__Task material__.

▽

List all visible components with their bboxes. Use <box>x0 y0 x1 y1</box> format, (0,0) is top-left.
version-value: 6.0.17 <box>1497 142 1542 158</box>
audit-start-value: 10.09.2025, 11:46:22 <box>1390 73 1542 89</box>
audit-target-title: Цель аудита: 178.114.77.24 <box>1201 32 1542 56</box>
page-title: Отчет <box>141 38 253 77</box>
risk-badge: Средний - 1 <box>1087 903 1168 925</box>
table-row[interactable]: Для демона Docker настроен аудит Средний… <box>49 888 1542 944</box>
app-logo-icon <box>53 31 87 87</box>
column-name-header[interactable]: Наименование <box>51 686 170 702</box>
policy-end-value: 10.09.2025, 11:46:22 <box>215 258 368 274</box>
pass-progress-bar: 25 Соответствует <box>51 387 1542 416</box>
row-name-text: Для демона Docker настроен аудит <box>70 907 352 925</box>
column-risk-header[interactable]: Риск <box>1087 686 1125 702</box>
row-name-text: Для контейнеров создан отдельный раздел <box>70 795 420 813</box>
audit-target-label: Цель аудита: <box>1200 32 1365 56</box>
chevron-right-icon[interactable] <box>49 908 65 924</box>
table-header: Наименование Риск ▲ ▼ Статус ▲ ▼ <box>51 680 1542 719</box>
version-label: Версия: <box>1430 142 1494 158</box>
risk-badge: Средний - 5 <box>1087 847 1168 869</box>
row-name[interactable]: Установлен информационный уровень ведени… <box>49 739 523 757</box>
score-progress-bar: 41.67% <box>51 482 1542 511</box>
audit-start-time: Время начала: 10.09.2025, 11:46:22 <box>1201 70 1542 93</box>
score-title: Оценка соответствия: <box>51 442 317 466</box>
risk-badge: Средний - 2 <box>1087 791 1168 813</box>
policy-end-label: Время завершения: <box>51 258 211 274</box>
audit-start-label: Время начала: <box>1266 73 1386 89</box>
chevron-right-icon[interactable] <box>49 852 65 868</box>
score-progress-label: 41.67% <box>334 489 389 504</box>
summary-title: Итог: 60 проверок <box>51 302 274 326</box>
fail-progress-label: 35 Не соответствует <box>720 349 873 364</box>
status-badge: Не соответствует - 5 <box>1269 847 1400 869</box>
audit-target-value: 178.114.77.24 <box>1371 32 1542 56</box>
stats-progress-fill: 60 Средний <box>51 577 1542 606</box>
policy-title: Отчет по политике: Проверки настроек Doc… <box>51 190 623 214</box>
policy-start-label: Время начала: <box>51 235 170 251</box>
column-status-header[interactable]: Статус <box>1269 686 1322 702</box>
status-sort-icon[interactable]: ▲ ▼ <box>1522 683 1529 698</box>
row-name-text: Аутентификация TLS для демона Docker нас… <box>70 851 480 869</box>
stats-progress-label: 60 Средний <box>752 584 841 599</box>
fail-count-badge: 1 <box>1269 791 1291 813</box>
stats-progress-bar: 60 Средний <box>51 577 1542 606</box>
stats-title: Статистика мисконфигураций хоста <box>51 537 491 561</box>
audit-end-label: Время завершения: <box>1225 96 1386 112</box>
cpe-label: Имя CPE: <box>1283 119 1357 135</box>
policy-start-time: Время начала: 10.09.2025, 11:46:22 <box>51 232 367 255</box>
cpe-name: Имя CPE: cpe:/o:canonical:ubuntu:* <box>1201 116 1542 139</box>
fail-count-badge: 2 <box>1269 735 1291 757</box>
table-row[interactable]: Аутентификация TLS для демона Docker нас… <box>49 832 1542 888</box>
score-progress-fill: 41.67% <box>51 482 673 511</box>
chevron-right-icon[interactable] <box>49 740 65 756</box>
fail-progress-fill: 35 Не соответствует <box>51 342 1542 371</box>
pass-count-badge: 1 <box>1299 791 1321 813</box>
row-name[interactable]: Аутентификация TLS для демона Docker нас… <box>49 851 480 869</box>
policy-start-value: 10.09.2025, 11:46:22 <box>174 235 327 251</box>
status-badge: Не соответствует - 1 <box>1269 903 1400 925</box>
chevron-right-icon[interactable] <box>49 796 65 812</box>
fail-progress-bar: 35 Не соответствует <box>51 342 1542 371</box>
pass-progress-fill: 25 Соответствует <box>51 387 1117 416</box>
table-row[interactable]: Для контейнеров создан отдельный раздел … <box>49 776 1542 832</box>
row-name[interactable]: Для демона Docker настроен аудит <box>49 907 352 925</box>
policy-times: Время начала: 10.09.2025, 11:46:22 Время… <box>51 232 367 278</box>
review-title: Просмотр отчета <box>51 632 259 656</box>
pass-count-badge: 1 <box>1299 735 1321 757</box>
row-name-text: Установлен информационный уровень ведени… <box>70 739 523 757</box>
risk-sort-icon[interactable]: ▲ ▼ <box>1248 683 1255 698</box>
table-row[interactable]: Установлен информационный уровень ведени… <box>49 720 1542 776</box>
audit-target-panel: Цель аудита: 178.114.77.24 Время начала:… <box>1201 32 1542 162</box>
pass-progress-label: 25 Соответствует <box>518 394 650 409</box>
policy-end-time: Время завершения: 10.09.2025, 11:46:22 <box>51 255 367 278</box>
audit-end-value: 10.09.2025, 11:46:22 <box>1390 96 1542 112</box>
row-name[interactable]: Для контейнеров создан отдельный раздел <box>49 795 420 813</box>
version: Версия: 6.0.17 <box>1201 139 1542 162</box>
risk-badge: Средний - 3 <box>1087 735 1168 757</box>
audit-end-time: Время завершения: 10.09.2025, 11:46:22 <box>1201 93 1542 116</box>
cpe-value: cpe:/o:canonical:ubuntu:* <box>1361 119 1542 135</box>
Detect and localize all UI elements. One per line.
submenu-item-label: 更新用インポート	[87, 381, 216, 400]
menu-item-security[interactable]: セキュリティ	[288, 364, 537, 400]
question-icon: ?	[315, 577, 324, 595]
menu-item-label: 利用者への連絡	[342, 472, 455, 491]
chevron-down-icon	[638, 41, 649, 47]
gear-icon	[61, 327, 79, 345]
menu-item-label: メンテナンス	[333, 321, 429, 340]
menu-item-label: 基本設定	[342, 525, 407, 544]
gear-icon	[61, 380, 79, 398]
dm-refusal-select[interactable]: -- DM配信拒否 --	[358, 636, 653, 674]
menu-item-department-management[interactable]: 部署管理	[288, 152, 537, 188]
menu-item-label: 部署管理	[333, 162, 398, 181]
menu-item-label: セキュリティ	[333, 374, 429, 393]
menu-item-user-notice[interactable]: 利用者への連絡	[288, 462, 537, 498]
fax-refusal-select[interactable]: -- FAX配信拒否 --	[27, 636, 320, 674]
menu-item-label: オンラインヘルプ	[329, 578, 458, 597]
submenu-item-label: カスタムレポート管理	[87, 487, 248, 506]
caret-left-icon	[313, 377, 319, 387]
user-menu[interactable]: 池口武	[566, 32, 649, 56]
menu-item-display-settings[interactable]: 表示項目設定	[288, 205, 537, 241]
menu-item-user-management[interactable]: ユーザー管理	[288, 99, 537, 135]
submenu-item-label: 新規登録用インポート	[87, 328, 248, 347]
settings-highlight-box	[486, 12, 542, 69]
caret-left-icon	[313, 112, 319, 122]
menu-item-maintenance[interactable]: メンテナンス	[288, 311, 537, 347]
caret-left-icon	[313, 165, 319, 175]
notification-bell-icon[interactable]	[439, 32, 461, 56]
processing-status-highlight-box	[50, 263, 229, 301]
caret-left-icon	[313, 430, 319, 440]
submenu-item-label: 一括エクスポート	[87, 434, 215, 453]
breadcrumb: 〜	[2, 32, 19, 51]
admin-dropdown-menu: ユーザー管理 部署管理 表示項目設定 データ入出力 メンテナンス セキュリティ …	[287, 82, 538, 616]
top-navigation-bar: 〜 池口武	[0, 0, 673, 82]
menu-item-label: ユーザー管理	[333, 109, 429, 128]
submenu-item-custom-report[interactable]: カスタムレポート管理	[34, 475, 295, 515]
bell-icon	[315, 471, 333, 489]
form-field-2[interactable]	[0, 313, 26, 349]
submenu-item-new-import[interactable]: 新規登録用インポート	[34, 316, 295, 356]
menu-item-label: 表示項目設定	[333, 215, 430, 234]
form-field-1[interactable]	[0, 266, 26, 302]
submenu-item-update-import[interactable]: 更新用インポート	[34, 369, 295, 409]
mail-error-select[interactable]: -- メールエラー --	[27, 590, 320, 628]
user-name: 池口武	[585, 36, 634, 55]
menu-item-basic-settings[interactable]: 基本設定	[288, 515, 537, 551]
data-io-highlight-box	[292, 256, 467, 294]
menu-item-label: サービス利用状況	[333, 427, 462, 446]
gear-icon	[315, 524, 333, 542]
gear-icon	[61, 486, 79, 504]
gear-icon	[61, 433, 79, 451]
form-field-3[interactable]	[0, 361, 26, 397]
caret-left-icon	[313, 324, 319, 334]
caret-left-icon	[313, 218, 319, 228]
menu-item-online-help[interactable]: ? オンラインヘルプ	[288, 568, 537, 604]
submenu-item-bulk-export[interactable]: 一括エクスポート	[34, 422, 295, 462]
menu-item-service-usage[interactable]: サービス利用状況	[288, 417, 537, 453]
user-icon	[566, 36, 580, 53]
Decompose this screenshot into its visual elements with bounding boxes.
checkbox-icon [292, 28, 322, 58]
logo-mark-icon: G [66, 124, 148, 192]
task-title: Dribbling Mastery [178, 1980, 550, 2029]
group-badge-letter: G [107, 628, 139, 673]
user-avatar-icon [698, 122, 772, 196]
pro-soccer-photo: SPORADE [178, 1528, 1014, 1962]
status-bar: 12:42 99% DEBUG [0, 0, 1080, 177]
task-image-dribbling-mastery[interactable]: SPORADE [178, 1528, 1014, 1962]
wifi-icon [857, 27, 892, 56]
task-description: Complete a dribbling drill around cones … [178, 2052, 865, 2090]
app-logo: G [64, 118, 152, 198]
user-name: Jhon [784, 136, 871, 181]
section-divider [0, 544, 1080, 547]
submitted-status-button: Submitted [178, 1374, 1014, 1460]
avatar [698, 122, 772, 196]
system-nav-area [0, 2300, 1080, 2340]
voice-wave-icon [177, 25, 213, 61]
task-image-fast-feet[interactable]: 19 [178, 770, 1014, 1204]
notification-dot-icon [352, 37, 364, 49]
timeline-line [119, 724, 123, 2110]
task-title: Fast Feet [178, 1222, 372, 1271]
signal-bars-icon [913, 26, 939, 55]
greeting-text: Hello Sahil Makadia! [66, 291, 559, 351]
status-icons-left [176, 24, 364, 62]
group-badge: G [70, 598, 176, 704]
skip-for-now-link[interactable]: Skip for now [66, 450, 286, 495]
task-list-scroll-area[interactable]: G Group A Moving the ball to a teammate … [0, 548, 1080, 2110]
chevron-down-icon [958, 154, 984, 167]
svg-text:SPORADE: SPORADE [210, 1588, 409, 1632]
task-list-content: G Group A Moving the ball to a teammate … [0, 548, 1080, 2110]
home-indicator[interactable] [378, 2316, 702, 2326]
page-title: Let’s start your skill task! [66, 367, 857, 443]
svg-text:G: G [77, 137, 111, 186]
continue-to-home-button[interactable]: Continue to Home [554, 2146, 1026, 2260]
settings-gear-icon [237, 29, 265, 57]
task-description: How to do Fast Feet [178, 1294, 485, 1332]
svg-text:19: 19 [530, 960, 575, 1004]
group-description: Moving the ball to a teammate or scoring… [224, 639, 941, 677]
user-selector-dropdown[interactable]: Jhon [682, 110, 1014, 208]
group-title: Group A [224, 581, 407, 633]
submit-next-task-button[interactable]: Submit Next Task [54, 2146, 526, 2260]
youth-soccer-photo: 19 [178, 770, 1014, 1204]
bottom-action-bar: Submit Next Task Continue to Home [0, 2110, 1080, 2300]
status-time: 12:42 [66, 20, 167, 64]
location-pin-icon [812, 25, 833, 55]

△

__Required task__. Write out the part of the entries that opens with the first line and closes with the line containing "column-risk-header[interactable]: Риск <box>1087", reproducing each line exactly.

__Solution__.
List all visible components with their bboxes. Use <box>x0 y0 x1 y1</box> format, (0,0) is top-left.
version-value: 6.0.17 <box>1497 142 1542 158</box>
audit-start-value: 10.09.2025, 11:46:22 <box>1390 73 1542 89</box>
audit-target-title: Цель аудита: 178.114.77.24 <box>1201 32 1542 56</box>
page-title: Отчет <box>141 38 253 77</box>
risk-badge: Средний - 1 <box>1087 903 1168 925</box>
table-row[interactable]: Для демона Docker настроен аудит Средний… <box>49 888 1542 944</box>
app-logo-icon <box>53 31 87 87</box>
column-name-header[interactable]: Наименование <box>51 686 170 702</box>
policy-end-value: 10.09.2025, 11:46:22 <box>215 258 368 274</box>
pass-progress-bar: 25 Соответствует <box>51 387 1542 416</box>
row-name-text: Для демона Docker настроен аудит <box>70 907 352 925</box>
column-risk-header[interactable]: Риск <box>1087 686 1125 702</box>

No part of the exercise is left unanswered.